◆ What to produce
Type out the records that follow, exactly as given.

* Start Extracted entries *

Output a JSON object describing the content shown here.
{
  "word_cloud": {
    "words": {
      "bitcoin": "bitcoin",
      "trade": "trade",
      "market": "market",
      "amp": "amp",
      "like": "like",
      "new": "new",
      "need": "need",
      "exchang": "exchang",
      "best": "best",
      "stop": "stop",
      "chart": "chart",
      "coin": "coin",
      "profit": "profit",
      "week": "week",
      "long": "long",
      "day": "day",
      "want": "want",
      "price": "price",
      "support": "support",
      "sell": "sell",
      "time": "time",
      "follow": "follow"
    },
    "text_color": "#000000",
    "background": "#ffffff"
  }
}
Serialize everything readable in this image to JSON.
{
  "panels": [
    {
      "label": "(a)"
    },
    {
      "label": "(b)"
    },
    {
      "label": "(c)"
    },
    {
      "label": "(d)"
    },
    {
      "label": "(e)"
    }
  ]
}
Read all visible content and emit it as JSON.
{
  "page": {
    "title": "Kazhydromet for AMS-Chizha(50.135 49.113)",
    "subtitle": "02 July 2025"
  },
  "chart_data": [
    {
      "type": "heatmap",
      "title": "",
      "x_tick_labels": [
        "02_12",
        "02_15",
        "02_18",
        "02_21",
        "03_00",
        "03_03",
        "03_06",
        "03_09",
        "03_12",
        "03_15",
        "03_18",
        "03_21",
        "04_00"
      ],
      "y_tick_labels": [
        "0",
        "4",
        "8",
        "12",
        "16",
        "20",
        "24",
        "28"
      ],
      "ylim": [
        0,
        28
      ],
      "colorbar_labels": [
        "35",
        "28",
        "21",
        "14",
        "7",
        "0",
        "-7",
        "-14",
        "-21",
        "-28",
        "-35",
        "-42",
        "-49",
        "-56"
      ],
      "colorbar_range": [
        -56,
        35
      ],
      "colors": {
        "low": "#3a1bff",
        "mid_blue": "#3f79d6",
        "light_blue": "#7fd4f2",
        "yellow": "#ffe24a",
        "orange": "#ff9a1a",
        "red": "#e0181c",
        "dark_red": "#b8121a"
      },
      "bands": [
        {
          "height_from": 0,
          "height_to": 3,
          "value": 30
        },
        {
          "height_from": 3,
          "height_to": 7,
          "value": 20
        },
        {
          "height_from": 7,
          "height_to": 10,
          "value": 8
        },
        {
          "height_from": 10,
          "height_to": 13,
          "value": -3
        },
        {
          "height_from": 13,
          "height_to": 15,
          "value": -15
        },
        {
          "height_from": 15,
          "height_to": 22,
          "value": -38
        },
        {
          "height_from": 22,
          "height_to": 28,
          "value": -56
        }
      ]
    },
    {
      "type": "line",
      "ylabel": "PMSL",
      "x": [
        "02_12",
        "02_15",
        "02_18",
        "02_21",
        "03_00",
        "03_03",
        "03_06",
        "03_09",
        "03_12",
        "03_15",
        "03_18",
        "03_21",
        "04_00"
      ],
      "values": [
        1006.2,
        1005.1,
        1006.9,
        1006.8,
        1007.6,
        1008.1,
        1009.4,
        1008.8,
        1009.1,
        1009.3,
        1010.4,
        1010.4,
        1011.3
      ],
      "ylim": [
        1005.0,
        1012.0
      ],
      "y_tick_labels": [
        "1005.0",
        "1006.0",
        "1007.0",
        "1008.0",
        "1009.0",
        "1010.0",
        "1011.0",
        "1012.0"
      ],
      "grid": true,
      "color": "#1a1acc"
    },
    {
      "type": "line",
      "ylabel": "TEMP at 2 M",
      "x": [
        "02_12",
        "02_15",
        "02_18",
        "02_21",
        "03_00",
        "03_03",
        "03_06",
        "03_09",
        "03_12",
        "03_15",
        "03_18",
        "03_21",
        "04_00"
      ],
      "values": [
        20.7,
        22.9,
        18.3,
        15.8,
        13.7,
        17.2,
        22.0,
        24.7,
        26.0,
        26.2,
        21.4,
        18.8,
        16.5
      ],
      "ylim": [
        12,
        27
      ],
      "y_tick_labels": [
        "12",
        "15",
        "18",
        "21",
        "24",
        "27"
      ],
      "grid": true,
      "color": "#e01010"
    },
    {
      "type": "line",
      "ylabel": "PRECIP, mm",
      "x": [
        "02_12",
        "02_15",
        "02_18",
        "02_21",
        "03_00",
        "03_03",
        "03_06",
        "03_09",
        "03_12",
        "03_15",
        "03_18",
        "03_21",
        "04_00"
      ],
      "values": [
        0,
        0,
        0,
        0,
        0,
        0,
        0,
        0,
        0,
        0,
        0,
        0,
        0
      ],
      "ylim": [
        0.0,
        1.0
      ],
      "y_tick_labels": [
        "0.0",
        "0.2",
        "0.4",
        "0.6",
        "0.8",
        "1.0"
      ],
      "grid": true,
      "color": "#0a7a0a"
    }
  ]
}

* End Extracted entries *

◆ Finished exercise
Output a JSON object describing the content shown here.
{
  "word_cloud": {
    "words": {
      "bitcoin": "bitcoin",
      "trade": "trade",
      "market": "market",
      "amp": "amp",
      "like": "like",
      "new": "new",
      "need": "need",
      "exchang": "exchang",
      "best": "best",
      "stop": "stop",
      "chart": "chart",
      "coin": "coin",
      "profit": "profit",
      "week": "week",
      "long": "long",
      "day": "day",
      "want": "want",
      "price": "price",
      "support": "support",
      "sell": "sell",
      "time": "time",
      "follow": "follow"
    },
    "text_color": "#000000",
    "background": "#ffffff"
  }
}
Serialize everything readable in this image to JSON.
{
  "panels": [
    {
      "label": "(a)"
    },
    {
      "label": "(b)"
    },
    {
      "label": "(c)"
    },
    {
      "label": "(d)"
    },
    {
      "label": "(e)"
    }
  ]
}
Read all visible content and emit it as JSON.
{
  "page": {
    "title": "Kazhydromet for AMS-Chizha(50.135 49.113)",
    "subtitle": "02 July 2025"
  },
  "chart_data": [
    {
      "type": "heatmap",
      "title": "",
      "x_tick_labels": [
        "02_12",
        "02_15",
        "02_18",
        "02_21",
        "03_00",
        "03_03",
        "03_06",
        "03_09",
        "03_12",
        "03_15",
        "03_18",
        "03_21",
        "04_00"
      ],
      "y_tick_labels": [
        "0",
        "4",
        "8",
        "12",
        "16",
        "20",
        "24",
        "28"
      ],
      "ylim": [
        0,
        28
      ],
      "colorbar_labels": [
        "35",
        "28",
        "21",
        "14",
        "7",
        "0",
        "-7",
        "-14",
        "-21",
        "-28",
        "-35",
        "-42",
        "-49",
        "-56"
      ],
      "colorbar_range": [
        -56,
        35
      ],
      "colors": {
        "low": "#3a1bff",
        "mid_blue": "#3f79d6",
        "light_blue": "#7fd4f2",
        "yellow": "#ffe24a",
        "orange": "#ff9a1a",
        "red": "#e0181c",
        "dark_red": "#b8121a"
      },
      "bands": [
        {
          "height_from": 0,
          "height_to": 3,
          "value": 30
        },
        {
          "height_from": 3,
          "height_to": 7,
          "value": 20
        },
        {
          "height_from": 7,
          "height_to": 10,
          "value": 8
        },
        {
          "height_from": 10,
          "height_to": 13,
          "value": -3
        },
        {
          "height_from": 13,
          "height_to": 15,
          "value": -15
        },
        {
          "height_from": 15,
          "height_to": 22,
          "value": -38
        },
        {
          "height_from": 22,
          "height_to": 28,
          "value": -56
        }
      ]
    },
    {
      "type": "line",
      "ylabel": "PMSL",
      "x": [
        "02_12",
        "02_15",
        "02_18",
        "02_21",
        "03_00",
        "03_03",
        "03_06",
        "03_09",
        "03_12",
        "03_15",
        "03_18",
        "03_21",
        "04_00"
      ],
      "values": [
        1006.2,
        1005.1,
        1006.9,
        1006.8,
        1007.6,
        1008.1,
        1009.4,
        1008.8,
        1009.1,
        1009.3,
        1010.4,
        1010.4,
        1011.3
      ],
      "ylim": [
        1005.0,
        1012.0
      ],
      "y_tick_labels": [
        "1005.0",
        "1006.0",
        "1007.0",
        "1008.0",
        "1009.0",
        "1010.0",
        "1011.0",
        "1012.0"
      ],
      "grid": true,
      "color": "#1a1acc"
    },
    {
      "type": "line",
      "ylabel": "TEMP at 2 M",
      "x": [
        "02_12",
        "02_15",
        "02_18",
        "02_21",
        "03_00",
        "03_03",
        "03_06",
        "03_09",
        "03_12",
        "03_15",
        "03_18",
        "03_21",
        "04_00"
      ],
      "values": [
        20.7,
        22.9,
        18.3,
        15.8,
        13.7,
        17.2,
        22.0,
        24.7,
        26.0,
        26.2,
        21.4,
        18.8,
        16.5
      ],
      "ylim": [
        12,
        27
      ],
      "y_tick_labels": [
        "12",
        "15",
        "18",
        "21",
        "24",
        "27"
      ],
      "grid": true,
      "color": "#e01010"
    },
    {
      "type": "line",
      "ylabel": "PRECIP, mm",
      "x": [
        "02_12",
        "02_15",
        "02_18",
        "02_21",
        "03_00",
        "03_03",
        "03_06",
        "03_09",
        "03_12",
        "03_15",
        "03_18",
        "03_21",
        "04_00"
      ],
      "values": [
        0,
        0,
        0,
        0,
        0,
        0,
        0,
        0,
        0,
        0,
        0,
        0,
        0
      ],
      "ylim": [
        0.0,
        1.0
      ],
      "y_tick_labels": [
        "0.0",
        "0.2",
        "0.4",
        "0.6",
        "0.8",
        "1.0"
      ],
      "grid": true,
      "color": "#0a7a0a"
    }
  ]
}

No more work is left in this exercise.